Directive |
Don't copy the pictures; return every other part of the records exactly.

Data for this exercise |
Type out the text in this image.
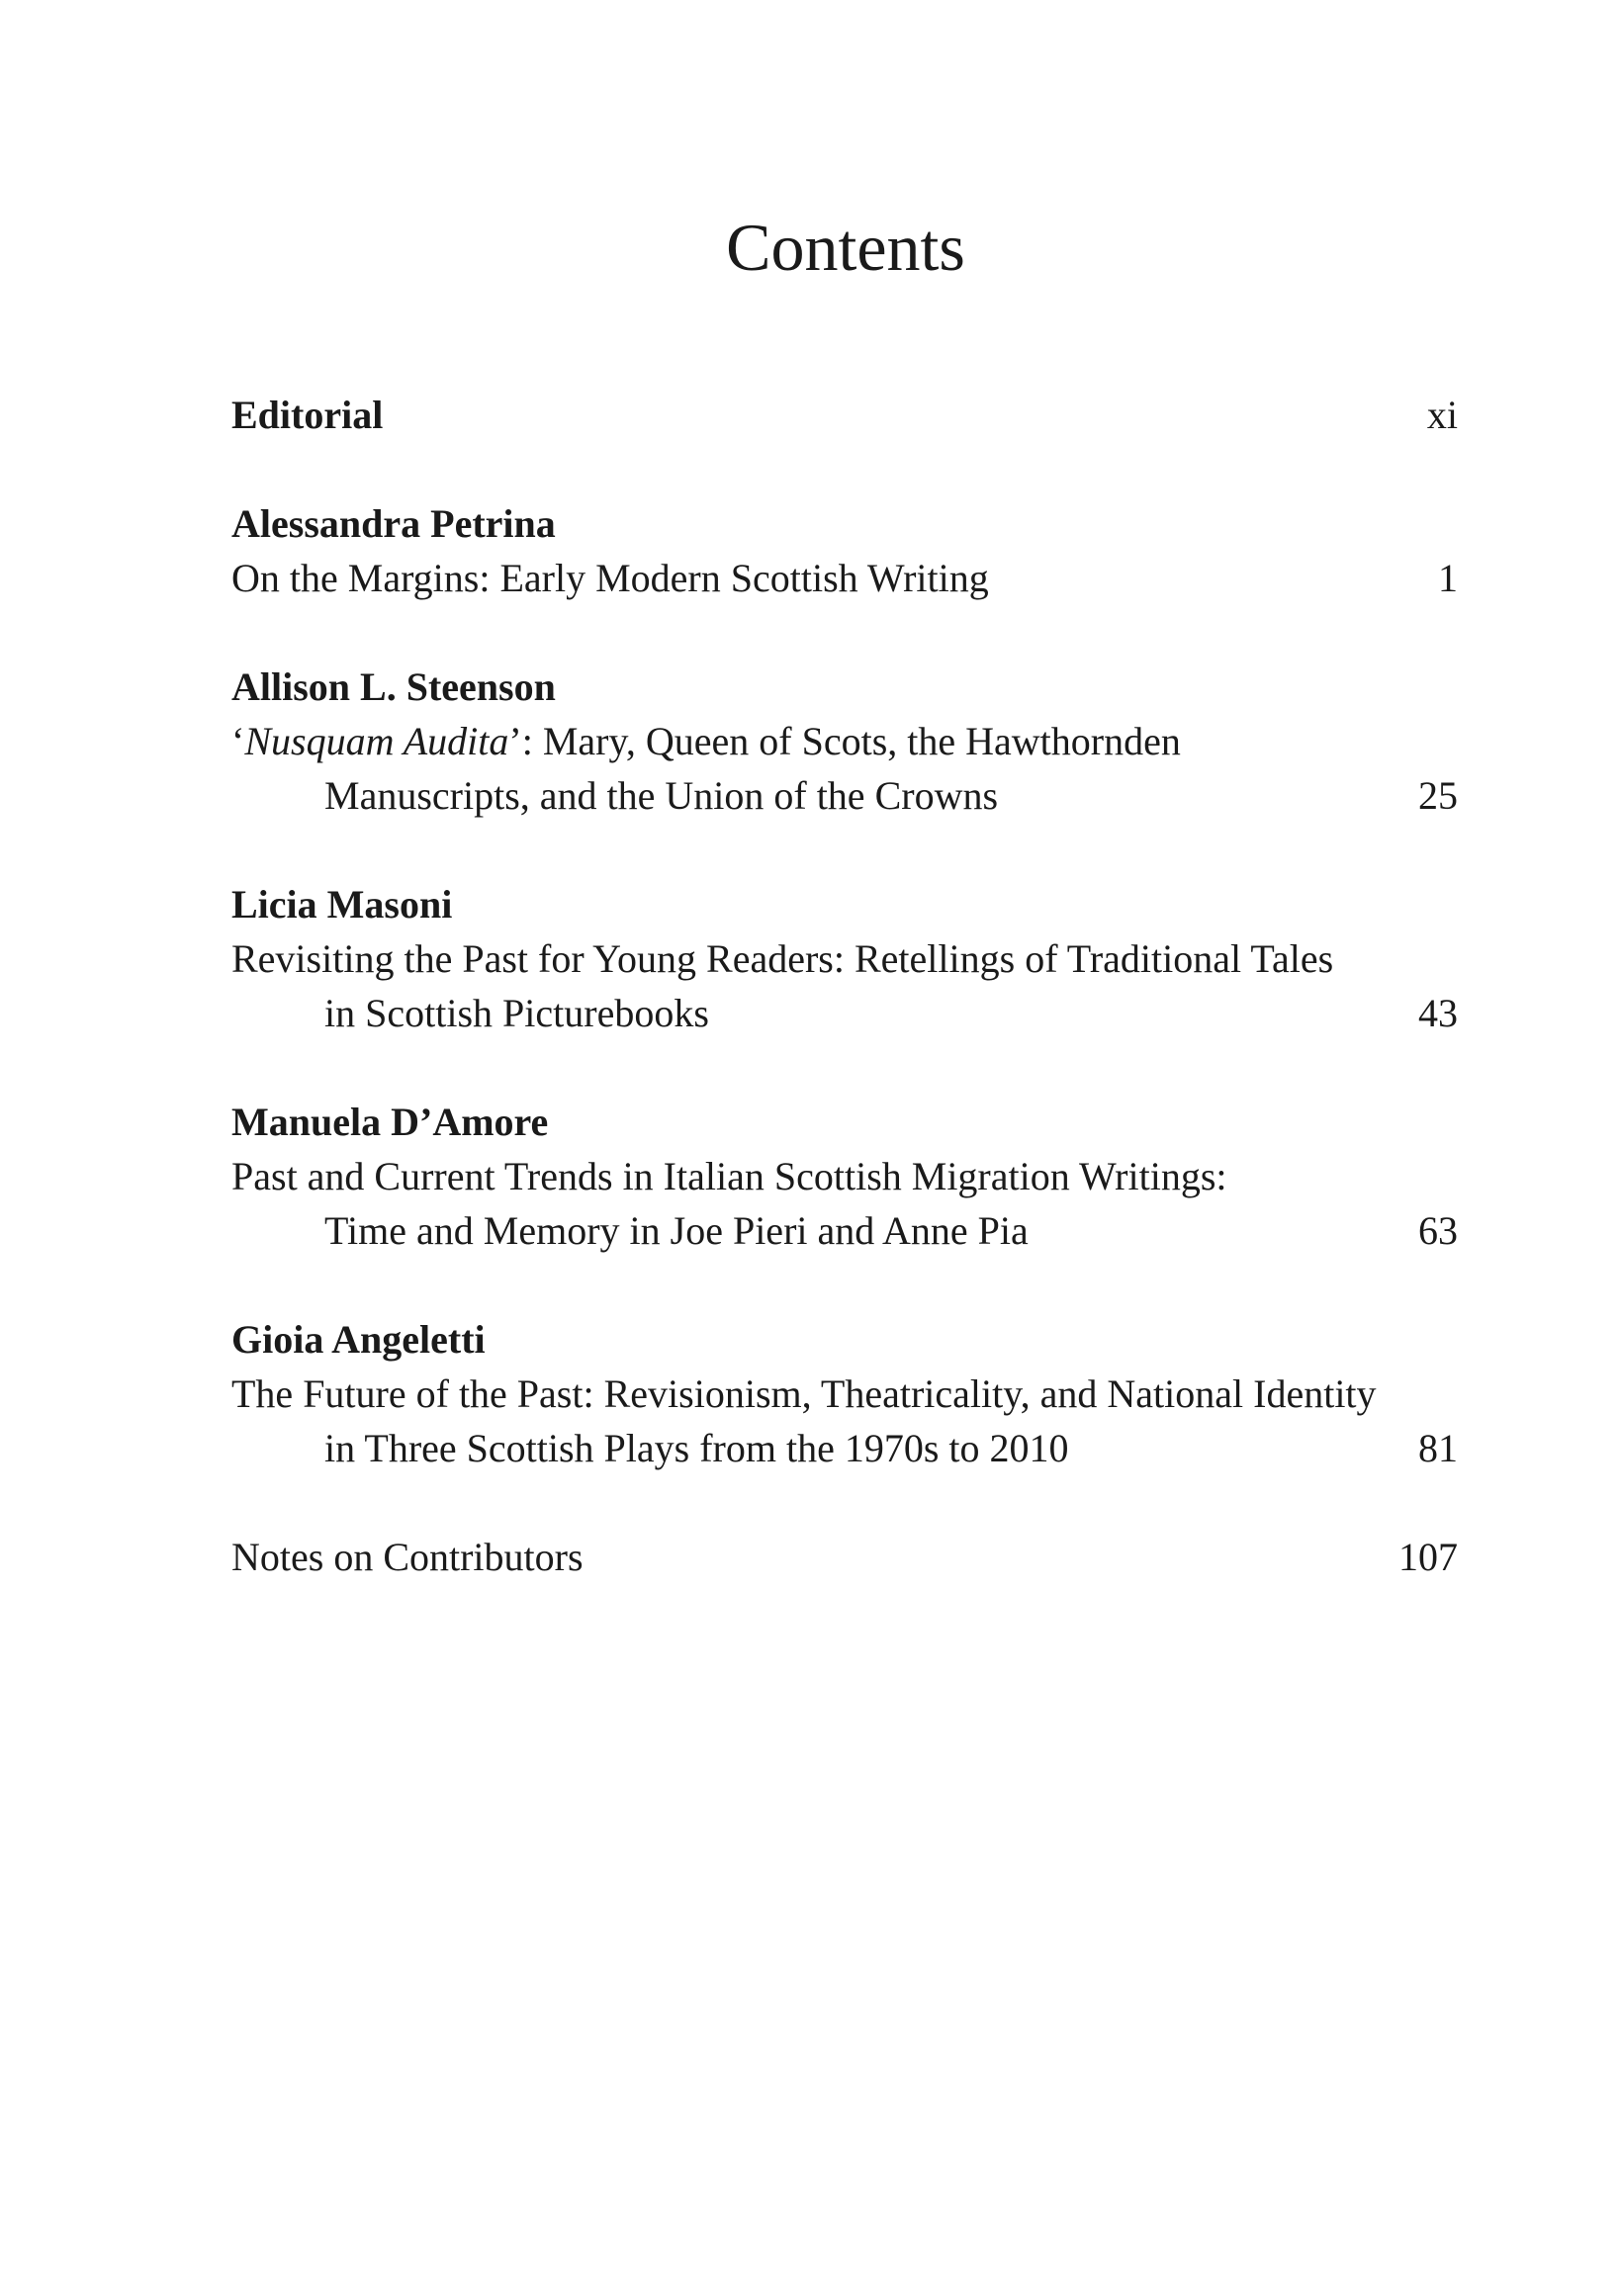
Contents
Editorial	xi
Alessandra Petrina
On the Margins: Early Modern Scottish Writing	1
Allison L. Steenson
‘Nusquam Audita’: Mary, Queen of Scots, the Hawthornden
Manuscripts, and the Union of the Crowns	25
Licia Masoni
Revisiting the Past for Young Readers: Retellings of Traditional Tales
in Scottish Picturebooks	43
Manuela D’Amore
Past and Current Trends in Italian Scottish Migration Writings:
Time and Memory in Joe Pieri and Anne Pia	63
Gioia Angeletti
The Future of the Past: Revisionism, Theatricality, and National Identity
in Three Scottish Plays from the 1970s to 2010	81
Notes on Contributors	107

The answer |
Type out the text in this image.
Contents
Editorial	xi
Alessandra Petrina
On the Margins: Early Modern Scottish Writing	1
Allison L. Steenson
‘Nusquam Audita’: Mary, Queen of Scots, the Hawthornden
Manuscripts, and the Union of the Crowns	25
Licia Masoni
Revisiting the Past for Young Readers: Retellings of Traditional Tales
in Scottish Picturebooks	43
Manuela D’Amore
Past and Current Trends in Italian Scottish Migration Writings:
Time and Memory in Joe Pieri and Anne Pia	63
Gioia Angeletti
The Future of the Past: Revisionism, Theatricality, and National Identity
in Three Scottish Plays from the 1970s to 2010	81
Notes on Contributors	107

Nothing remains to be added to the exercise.